» **YOUR GOAL**
Give the number of lines in the records below that include "name", and nothing more.

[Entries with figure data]
▬▬▬

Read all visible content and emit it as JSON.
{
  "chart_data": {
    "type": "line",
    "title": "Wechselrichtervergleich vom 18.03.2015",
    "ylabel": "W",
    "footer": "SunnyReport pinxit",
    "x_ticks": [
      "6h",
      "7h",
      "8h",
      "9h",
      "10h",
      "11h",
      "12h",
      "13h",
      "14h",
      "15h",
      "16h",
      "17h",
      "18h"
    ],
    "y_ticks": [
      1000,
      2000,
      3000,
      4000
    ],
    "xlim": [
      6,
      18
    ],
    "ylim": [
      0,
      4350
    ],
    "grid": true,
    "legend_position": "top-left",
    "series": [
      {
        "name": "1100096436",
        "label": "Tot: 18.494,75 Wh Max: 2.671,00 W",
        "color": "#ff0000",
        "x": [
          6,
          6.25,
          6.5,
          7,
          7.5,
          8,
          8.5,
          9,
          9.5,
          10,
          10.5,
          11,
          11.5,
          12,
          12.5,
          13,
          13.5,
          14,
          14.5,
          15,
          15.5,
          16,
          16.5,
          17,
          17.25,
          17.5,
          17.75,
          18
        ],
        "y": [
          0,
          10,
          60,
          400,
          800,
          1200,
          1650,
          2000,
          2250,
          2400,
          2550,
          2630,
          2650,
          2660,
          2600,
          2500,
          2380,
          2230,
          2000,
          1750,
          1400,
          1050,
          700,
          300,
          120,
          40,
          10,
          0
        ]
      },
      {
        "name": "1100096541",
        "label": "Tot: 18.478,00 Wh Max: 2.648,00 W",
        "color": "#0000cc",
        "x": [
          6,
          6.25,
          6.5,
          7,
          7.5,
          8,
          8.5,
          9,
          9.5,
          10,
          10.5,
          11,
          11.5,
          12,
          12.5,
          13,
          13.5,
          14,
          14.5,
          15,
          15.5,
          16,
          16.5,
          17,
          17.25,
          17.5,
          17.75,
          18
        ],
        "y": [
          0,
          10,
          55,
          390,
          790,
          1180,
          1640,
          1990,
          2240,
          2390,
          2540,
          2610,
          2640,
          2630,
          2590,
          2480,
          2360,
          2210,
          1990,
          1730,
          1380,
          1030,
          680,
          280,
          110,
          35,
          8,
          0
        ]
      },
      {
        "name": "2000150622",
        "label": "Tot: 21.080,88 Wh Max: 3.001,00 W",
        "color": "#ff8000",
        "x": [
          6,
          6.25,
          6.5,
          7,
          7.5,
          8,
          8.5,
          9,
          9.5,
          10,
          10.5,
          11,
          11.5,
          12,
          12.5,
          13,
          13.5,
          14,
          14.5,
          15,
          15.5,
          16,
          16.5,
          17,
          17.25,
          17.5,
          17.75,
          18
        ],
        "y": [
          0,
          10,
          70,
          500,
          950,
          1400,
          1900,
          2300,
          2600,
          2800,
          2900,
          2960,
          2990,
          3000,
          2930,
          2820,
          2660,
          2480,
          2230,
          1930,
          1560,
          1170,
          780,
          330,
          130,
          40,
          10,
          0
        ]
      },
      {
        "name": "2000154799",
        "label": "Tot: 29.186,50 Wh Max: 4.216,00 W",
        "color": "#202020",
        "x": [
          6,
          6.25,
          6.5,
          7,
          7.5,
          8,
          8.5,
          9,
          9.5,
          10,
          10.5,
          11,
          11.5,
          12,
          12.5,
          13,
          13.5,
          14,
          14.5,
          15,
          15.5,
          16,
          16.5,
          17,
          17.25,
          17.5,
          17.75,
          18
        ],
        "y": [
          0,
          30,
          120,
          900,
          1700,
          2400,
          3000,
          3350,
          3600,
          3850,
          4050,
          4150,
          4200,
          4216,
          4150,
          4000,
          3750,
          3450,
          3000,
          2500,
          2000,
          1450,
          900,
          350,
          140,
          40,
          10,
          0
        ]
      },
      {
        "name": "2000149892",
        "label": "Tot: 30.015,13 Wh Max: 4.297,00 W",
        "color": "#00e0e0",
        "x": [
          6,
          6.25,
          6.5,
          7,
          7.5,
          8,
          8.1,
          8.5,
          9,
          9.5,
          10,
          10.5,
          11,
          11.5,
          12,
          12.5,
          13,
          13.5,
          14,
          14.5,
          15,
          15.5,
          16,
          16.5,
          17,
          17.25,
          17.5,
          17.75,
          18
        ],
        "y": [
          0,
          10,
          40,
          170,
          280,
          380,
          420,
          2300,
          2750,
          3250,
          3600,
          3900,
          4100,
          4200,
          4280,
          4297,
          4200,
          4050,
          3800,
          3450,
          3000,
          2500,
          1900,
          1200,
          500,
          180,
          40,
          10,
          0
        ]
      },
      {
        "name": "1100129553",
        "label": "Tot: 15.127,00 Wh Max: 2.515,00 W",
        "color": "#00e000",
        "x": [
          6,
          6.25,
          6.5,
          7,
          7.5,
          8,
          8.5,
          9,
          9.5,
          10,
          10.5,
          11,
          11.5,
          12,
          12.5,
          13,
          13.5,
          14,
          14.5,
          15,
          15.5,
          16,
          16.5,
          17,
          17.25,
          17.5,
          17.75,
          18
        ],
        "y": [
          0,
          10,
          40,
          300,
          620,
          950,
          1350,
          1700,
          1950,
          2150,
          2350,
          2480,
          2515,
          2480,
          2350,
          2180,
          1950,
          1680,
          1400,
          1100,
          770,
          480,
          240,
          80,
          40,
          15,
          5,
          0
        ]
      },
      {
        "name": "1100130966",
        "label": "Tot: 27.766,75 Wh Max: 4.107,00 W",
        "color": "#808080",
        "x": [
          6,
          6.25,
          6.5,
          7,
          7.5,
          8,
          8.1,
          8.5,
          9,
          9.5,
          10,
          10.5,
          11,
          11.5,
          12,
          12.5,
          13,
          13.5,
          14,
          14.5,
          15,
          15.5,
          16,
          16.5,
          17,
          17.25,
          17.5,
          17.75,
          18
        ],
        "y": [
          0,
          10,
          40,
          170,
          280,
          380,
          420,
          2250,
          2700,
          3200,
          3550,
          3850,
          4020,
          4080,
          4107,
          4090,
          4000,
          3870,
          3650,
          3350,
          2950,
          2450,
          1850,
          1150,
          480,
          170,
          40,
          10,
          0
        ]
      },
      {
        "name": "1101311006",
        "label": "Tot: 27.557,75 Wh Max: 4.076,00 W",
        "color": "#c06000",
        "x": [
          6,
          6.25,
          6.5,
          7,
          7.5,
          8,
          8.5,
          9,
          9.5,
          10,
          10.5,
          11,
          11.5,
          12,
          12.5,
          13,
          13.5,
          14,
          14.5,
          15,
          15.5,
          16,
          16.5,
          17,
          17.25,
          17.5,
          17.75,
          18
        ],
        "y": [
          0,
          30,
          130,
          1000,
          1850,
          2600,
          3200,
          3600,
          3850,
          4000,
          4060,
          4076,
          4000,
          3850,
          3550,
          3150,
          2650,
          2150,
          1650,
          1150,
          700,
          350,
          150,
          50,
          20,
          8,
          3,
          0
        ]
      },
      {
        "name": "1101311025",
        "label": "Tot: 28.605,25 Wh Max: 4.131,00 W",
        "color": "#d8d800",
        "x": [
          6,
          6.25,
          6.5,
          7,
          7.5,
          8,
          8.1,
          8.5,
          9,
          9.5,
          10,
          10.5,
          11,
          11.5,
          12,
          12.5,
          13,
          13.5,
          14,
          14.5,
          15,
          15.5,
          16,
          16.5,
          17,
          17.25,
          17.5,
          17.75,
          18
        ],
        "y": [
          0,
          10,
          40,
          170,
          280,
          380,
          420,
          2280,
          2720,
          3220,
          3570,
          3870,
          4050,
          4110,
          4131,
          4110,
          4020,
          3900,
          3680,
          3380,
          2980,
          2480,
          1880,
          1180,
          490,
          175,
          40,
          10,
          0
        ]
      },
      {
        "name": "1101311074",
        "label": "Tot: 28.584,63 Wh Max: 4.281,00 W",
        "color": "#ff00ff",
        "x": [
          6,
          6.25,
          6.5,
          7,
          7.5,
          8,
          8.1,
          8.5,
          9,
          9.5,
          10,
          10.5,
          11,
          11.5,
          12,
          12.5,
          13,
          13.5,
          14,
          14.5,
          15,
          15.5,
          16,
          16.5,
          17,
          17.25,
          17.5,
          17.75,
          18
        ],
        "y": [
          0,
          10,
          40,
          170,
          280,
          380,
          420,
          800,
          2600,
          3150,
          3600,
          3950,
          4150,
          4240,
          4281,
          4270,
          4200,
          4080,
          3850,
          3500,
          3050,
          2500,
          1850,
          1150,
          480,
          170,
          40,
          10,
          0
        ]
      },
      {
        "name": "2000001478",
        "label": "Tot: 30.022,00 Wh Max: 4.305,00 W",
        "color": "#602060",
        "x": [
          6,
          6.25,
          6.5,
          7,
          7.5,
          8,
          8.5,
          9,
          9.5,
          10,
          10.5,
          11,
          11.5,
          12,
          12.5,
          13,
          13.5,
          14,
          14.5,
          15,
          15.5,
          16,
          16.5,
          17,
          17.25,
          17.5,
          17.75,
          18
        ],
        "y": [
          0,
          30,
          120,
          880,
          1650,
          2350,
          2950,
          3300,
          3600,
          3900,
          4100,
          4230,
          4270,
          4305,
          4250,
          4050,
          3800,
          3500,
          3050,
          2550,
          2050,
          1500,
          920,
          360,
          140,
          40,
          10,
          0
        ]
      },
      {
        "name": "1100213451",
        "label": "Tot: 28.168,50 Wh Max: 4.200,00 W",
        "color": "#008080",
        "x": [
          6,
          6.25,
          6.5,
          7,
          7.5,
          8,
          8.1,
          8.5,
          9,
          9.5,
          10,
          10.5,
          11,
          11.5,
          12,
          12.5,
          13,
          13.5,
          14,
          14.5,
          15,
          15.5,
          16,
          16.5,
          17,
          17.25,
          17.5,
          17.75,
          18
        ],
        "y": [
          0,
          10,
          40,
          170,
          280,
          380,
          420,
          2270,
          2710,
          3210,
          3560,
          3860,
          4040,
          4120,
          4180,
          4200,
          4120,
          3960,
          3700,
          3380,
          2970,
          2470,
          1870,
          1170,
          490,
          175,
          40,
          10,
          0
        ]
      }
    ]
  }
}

▬▬▬

» **WORKED SOLUTION**
12